OBJECTIVE:
Wherever the word "Protocols" turns up in a line of the entries, copy that line.

EXERCISE INPUT:
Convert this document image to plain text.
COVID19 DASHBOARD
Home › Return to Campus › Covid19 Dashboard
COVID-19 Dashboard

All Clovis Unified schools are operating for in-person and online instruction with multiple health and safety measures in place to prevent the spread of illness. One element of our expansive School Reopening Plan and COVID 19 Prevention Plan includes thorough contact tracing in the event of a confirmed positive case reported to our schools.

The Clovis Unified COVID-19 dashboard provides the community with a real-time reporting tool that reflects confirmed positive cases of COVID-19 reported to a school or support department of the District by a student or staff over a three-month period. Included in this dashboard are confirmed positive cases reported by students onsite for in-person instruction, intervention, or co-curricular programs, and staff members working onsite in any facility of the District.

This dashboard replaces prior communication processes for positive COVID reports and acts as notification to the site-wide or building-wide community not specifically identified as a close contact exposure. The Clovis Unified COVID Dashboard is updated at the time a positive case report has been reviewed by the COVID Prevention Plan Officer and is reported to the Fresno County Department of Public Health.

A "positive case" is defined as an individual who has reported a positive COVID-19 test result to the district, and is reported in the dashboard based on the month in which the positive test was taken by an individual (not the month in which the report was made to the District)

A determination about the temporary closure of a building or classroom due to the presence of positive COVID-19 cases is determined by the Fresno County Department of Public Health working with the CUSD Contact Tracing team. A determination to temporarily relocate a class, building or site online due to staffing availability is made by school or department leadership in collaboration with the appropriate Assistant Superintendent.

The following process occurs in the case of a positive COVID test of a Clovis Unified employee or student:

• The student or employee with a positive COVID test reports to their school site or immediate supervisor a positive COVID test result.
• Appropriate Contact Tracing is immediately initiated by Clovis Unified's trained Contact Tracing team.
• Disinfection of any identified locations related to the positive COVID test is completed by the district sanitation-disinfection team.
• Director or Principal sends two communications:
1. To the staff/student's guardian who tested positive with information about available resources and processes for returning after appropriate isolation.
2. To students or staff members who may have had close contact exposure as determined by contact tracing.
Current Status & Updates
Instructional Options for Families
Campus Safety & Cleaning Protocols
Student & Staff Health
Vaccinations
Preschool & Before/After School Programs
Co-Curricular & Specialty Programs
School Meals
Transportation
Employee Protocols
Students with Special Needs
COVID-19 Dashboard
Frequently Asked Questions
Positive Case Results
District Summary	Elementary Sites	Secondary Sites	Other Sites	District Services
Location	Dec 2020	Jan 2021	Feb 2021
...
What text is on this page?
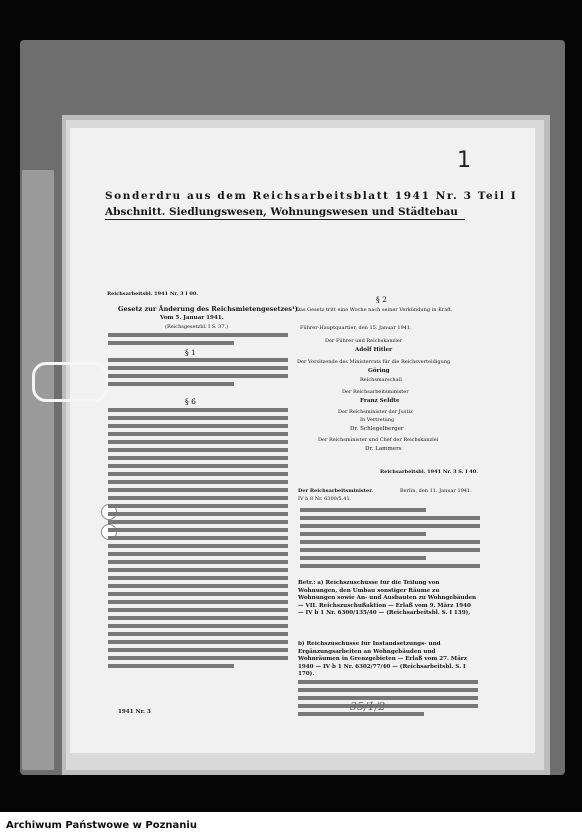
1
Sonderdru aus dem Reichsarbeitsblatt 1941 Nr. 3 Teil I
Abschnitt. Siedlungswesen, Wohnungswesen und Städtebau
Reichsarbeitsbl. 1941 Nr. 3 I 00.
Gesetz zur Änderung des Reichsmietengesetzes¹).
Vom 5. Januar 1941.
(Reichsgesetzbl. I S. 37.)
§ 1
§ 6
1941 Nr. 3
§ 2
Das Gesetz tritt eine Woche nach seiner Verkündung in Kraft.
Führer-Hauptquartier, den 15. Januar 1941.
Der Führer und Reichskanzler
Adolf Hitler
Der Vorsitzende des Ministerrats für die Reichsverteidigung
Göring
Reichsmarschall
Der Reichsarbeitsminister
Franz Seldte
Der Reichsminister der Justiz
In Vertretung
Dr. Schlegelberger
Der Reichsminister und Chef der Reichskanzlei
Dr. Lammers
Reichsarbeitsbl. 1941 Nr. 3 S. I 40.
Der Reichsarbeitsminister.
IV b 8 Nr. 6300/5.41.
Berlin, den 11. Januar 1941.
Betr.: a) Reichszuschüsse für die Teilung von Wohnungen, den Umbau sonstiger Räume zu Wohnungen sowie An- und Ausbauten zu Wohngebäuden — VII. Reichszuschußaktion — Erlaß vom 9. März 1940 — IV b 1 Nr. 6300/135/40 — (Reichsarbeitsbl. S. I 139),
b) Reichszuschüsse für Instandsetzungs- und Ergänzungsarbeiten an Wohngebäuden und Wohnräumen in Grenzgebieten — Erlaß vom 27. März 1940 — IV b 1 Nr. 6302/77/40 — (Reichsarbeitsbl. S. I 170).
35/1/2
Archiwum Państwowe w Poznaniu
--
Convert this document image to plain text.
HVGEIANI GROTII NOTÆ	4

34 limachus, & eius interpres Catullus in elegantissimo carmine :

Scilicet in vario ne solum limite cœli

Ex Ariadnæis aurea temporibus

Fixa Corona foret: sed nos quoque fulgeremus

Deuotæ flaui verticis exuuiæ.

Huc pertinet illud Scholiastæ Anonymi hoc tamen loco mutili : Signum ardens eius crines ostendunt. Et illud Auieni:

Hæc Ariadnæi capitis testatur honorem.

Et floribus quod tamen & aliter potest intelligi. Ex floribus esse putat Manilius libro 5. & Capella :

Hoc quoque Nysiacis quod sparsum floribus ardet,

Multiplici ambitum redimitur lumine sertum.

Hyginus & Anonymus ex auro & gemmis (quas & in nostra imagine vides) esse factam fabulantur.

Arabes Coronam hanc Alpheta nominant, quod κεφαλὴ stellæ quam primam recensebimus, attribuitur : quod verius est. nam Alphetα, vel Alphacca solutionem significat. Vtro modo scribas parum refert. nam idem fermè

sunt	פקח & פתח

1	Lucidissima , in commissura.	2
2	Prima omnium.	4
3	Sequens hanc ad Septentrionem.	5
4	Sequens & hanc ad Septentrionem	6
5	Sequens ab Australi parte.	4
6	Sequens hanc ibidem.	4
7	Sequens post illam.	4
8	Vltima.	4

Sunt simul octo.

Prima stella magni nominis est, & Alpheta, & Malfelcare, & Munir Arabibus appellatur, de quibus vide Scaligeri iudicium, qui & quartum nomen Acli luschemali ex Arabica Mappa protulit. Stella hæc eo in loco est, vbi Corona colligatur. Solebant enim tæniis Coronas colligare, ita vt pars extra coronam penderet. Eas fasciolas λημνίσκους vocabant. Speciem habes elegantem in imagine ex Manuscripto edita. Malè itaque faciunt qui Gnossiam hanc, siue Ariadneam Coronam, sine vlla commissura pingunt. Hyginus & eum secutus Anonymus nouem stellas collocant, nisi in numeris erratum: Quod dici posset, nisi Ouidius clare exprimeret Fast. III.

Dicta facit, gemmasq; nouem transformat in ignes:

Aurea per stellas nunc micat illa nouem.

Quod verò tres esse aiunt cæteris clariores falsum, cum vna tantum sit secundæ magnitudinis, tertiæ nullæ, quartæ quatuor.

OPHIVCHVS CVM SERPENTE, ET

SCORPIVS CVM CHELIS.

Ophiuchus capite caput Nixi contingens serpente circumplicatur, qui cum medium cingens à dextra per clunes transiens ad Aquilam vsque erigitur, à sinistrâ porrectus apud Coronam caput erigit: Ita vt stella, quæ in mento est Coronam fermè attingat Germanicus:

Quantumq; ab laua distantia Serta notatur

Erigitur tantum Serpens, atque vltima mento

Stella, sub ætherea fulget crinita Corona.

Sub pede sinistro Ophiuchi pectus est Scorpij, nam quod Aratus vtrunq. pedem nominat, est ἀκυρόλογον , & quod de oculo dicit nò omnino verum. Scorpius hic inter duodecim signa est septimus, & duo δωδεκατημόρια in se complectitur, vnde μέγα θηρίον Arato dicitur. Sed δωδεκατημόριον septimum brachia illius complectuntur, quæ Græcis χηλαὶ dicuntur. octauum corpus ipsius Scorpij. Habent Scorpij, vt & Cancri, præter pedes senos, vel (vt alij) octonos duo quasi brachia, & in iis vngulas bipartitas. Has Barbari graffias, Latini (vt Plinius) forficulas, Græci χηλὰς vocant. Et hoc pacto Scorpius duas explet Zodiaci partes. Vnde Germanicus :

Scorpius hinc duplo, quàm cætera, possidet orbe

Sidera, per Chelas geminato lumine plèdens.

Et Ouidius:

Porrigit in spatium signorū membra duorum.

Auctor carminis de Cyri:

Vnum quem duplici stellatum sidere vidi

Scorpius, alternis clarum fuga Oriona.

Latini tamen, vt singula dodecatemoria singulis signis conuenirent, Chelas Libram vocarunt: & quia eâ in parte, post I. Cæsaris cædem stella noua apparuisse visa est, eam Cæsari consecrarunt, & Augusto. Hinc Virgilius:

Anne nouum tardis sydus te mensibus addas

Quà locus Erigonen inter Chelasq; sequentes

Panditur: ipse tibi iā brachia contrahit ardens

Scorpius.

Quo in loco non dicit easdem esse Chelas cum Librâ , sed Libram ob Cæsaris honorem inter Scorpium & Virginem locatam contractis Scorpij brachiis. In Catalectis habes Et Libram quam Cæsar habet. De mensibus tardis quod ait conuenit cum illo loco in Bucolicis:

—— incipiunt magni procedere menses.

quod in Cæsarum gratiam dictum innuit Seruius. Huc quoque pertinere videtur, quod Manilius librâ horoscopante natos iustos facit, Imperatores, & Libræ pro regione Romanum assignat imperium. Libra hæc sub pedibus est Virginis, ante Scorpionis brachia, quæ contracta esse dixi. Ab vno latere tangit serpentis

TASK OUTPUT:
Campus Safety & Cleaning Protocols
Employee Protocols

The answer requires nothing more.